- **WHAT IS NEEDED**
Replace "bounding boxes" with "coordinates" in the part of the data that opens with the first line and closes with the line containing "paragraph: „Nu, a", and give only those lines again with everything else unchanged.

Begin DATA SUPPLIED

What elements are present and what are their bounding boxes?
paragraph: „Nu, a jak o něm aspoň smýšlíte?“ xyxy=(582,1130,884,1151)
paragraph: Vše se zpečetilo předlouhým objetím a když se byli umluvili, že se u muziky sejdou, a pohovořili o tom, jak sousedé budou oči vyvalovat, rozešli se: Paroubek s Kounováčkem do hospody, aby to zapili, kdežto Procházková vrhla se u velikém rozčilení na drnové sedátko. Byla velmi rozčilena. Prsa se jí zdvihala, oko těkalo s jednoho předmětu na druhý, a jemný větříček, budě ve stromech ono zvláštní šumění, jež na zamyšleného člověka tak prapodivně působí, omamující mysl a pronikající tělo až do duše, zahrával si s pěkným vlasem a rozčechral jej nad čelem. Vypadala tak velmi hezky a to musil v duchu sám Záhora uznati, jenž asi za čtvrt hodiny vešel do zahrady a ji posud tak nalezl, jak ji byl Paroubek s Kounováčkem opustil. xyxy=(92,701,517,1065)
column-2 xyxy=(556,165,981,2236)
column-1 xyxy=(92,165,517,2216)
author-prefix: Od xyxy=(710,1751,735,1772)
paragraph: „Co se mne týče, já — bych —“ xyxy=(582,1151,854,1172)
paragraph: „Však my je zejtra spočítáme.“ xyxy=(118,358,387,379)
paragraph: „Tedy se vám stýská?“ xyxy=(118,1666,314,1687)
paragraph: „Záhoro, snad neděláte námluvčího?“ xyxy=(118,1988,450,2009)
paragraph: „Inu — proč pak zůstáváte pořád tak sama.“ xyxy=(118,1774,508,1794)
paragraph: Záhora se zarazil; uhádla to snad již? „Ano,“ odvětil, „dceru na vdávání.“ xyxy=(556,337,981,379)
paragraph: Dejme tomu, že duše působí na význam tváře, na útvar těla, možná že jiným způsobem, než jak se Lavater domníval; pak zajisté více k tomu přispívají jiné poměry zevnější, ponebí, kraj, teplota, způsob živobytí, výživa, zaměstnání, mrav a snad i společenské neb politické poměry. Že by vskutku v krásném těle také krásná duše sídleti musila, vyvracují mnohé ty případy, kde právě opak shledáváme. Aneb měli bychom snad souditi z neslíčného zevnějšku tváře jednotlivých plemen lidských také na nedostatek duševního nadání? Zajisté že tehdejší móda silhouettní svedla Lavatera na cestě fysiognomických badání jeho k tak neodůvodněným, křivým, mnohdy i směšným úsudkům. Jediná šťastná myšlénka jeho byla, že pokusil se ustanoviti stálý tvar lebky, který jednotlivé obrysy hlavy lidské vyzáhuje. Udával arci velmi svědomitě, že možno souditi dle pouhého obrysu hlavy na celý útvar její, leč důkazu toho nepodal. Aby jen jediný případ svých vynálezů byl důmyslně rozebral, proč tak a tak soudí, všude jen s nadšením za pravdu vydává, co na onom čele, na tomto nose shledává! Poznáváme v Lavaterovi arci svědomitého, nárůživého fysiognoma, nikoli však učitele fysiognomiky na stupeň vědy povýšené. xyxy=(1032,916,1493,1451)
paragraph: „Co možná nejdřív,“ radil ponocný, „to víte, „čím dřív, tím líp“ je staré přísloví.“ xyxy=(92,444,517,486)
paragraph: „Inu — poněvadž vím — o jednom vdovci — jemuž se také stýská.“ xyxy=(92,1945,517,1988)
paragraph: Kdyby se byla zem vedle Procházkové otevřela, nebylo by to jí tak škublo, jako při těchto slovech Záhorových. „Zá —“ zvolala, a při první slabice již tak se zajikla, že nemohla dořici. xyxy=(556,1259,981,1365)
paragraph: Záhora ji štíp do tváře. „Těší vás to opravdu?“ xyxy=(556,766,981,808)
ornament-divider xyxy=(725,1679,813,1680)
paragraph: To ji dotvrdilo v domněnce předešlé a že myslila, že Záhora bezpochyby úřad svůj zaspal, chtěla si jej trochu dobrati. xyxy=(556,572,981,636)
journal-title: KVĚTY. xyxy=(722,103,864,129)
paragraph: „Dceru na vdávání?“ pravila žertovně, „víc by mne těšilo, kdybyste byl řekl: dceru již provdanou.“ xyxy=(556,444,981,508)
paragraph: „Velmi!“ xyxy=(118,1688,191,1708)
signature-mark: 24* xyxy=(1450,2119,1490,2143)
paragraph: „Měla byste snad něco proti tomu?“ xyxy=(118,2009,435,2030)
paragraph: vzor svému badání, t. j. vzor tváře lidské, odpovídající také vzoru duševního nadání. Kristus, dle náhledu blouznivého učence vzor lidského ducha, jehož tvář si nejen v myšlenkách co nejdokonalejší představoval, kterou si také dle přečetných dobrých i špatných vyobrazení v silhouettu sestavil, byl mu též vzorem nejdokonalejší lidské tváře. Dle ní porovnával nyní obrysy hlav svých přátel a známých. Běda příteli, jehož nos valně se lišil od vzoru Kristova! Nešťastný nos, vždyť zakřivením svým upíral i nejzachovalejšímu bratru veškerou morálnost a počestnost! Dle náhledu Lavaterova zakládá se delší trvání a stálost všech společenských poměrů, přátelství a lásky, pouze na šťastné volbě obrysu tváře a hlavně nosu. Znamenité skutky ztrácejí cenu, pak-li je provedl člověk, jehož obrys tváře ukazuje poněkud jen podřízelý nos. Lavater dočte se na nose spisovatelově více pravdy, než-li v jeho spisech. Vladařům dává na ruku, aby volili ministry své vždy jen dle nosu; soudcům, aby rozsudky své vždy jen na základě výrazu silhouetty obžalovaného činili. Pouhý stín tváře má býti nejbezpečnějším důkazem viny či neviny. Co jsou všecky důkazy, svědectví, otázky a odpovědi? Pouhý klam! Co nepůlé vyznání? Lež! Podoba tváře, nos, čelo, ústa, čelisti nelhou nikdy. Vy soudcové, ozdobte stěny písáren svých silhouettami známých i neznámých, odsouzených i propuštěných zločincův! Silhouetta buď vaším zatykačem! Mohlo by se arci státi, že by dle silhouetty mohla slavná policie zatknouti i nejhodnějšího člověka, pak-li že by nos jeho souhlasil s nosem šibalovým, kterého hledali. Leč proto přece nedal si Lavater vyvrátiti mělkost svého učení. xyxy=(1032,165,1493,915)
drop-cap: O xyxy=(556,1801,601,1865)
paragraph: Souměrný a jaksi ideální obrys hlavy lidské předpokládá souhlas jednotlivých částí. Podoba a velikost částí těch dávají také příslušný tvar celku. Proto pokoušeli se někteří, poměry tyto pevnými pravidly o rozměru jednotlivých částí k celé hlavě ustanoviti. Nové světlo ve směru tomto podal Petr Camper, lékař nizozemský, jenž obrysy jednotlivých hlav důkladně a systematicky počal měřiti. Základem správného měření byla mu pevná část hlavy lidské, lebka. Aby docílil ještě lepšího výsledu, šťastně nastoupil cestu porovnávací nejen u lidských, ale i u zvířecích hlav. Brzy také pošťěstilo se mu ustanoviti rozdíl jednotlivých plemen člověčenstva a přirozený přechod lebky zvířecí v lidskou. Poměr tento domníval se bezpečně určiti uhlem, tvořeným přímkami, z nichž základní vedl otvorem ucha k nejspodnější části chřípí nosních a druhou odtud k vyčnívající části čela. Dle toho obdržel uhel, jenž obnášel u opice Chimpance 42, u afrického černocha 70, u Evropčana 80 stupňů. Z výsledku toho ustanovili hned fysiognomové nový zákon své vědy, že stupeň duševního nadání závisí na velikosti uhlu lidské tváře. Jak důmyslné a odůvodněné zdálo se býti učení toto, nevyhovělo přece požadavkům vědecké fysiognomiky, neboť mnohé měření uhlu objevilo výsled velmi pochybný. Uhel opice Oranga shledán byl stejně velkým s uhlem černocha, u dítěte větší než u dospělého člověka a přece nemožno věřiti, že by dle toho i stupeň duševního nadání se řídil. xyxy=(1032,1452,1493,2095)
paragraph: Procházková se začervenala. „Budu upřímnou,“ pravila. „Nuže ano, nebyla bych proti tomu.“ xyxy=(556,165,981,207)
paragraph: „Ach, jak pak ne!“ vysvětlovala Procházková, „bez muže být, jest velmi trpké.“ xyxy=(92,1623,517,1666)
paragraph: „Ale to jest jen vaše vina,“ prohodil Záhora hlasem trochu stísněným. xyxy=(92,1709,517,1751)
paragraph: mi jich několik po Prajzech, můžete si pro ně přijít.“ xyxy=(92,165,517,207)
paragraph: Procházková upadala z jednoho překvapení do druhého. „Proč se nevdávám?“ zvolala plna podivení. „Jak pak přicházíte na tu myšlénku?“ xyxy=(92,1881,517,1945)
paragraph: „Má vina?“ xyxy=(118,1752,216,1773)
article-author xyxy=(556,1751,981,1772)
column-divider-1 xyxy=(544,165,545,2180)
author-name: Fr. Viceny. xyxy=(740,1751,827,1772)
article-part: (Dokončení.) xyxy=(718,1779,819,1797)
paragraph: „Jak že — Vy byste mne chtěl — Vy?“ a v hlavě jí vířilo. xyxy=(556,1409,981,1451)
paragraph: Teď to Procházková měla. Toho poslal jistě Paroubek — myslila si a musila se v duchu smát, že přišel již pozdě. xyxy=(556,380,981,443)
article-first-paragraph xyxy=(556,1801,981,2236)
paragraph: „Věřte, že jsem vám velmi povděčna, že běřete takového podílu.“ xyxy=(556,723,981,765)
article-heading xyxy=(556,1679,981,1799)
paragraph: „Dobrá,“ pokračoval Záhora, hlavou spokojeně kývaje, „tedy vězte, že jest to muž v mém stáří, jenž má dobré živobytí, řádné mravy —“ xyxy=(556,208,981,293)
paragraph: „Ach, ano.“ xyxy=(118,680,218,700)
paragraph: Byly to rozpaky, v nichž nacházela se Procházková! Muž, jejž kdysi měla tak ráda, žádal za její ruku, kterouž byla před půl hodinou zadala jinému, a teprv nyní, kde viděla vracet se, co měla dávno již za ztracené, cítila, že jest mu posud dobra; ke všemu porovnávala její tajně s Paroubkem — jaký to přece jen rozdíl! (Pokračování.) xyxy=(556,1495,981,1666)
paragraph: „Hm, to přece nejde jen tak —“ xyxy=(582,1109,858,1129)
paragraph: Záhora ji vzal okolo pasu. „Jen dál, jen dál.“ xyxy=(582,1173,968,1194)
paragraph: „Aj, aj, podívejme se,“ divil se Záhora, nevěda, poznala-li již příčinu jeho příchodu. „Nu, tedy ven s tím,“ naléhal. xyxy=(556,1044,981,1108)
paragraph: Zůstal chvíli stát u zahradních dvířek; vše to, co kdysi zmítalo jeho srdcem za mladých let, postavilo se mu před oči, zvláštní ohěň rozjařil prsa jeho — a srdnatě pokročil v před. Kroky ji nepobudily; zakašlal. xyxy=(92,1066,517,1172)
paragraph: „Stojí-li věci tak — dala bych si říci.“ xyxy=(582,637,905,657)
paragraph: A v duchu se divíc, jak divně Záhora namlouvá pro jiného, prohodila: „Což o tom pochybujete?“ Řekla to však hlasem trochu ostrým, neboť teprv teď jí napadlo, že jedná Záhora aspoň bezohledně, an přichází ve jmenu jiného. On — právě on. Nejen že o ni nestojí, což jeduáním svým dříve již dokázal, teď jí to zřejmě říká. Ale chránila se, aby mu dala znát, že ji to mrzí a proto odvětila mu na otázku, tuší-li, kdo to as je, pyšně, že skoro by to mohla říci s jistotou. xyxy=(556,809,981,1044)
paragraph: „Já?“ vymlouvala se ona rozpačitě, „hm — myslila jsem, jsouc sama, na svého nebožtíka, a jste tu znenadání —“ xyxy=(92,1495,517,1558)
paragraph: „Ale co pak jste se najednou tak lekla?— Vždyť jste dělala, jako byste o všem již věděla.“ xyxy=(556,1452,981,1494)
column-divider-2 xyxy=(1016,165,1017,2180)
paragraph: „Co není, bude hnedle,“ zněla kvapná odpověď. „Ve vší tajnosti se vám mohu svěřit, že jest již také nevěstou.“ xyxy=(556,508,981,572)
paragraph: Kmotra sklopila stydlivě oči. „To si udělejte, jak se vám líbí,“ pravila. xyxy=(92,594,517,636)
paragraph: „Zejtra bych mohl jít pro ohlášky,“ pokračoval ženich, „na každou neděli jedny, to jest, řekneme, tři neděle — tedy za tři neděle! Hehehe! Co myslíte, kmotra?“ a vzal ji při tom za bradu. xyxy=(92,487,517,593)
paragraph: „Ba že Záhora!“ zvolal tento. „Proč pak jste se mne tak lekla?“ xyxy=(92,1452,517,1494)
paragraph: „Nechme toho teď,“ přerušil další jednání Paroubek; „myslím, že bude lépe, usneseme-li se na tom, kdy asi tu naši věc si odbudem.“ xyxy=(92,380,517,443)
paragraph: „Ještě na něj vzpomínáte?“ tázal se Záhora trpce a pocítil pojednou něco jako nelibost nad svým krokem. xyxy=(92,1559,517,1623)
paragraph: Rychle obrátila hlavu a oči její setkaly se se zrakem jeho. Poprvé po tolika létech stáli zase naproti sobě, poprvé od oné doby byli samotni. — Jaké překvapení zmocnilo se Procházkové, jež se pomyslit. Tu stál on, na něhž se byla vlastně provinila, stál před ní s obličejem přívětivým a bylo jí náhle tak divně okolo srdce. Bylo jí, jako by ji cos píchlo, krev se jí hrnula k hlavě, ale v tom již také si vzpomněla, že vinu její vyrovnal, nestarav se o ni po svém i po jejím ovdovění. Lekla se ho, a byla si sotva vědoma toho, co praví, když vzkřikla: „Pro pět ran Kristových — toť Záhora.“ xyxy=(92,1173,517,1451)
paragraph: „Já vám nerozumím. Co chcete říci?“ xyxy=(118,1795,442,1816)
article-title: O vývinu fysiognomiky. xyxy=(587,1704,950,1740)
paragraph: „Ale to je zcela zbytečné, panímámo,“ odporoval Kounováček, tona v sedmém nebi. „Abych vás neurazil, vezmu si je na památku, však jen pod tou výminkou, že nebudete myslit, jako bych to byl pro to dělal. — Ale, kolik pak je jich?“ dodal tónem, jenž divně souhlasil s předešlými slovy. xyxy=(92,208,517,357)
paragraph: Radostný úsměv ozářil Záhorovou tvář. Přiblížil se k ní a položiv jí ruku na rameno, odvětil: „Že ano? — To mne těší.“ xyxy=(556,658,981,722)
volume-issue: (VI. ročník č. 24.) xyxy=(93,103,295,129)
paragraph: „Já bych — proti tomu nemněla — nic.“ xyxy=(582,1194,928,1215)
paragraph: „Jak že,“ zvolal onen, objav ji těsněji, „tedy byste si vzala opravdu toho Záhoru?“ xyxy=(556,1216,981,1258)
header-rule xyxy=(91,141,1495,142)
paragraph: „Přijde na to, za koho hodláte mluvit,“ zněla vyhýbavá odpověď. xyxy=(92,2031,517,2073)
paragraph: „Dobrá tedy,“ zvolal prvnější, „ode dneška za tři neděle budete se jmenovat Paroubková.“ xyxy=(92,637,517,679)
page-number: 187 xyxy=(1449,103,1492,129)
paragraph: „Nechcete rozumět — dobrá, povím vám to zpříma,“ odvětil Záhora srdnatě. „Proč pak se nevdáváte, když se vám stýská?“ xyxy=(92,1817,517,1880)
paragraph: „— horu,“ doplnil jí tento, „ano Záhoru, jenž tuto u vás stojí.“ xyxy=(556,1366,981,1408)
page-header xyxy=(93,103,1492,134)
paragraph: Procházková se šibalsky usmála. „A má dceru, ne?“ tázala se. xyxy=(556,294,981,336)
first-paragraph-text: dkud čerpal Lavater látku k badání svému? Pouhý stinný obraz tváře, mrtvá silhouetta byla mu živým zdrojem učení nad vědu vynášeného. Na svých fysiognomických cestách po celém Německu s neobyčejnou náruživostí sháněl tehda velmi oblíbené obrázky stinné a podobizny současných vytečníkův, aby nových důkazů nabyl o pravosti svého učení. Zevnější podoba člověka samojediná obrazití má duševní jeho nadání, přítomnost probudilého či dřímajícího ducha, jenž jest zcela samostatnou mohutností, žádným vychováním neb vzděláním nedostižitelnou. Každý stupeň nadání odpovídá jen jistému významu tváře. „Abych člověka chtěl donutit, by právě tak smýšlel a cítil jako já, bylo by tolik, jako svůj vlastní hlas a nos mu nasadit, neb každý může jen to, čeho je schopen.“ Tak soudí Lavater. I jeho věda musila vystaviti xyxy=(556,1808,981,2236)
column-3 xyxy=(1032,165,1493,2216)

End DATA SUPPLIED

- **PROBLEM SOLUTION**
What elements are present and what are their coordinates?
paragraph: „Nu, a jak o něm aspoň smýšlíte?“ xyxy=(582,1130,884,1151)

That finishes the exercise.